§ TASK DIRECTIONS: Report how many lines below contain the word "JSON", and give only that number.

[Records that describe figures]
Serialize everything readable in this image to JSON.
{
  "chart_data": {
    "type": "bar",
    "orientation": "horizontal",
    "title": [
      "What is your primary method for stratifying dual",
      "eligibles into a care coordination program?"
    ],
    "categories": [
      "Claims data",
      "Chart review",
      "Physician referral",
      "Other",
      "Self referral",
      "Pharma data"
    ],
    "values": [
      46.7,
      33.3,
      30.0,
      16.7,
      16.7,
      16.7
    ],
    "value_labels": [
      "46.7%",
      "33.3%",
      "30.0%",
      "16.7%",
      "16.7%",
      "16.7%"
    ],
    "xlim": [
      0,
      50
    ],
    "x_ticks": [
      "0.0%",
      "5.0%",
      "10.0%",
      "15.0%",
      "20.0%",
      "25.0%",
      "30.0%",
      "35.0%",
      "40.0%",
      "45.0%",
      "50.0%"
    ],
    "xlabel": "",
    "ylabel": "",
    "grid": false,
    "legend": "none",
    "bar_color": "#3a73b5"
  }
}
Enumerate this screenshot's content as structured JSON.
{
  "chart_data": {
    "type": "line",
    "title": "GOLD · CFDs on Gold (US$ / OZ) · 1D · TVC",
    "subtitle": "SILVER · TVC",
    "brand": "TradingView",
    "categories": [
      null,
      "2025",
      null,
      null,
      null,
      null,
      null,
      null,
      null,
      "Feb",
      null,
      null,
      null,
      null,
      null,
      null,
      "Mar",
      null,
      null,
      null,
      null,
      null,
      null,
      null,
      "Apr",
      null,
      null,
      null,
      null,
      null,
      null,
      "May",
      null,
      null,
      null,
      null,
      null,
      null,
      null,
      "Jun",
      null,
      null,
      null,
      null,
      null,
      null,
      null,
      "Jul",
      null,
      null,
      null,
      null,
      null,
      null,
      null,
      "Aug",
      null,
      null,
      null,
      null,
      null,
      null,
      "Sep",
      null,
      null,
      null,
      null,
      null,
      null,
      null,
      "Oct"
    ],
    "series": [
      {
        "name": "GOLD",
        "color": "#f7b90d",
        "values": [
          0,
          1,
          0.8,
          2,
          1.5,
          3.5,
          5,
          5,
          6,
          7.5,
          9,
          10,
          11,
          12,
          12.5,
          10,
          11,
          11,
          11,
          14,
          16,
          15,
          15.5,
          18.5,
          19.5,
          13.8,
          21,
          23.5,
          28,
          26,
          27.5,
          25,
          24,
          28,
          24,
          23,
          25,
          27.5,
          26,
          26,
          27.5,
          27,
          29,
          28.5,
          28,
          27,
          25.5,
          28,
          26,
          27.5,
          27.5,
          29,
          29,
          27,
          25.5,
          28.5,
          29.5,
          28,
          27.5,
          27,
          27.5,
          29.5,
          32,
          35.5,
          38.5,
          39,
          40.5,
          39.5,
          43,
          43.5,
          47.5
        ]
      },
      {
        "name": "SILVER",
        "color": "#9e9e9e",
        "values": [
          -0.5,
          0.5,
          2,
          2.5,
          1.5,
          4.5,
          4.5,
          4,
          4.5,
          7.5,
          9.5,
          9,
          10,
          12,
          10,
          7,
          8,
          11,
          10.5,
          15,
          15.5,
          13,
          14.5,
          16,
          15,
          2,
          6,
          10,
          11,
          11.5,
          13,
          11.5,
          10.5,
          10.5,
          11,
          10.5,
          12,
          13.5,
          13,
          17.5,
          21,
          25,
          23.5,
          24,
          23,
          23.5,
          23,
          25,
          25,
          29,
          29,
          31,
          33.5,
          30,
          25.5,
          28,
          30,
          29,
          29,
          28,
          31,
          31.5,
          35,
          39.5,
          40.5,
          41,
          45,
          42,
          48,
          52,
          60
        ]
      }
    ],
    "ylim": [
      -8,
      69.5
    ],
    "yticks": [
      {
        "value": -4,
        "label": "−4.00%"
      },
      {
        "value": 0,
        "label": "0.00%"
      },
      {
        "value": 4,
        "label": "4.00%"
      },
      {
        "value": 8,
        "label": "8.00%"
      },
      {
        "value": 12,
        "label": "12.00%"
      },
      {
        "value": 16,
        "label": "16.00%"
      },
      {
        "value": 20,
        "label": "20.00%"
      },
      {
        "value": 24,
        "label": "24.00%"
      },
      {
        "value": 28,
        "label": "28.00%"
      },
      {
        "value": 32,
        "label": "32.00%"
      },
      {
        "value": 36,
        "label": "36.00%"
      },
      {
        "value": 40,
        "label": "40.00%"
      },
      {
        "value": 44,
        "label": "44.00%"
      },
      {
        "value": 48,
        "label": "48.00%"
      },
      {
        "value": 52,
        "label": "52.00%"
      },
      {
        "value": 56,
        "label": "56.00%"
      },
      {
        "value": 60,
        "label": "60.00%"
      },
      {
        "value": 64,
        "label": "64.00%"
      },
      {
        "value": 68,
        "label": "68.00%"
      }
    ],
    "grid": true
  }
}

§ ANSWER TO THE PROBLEM: 2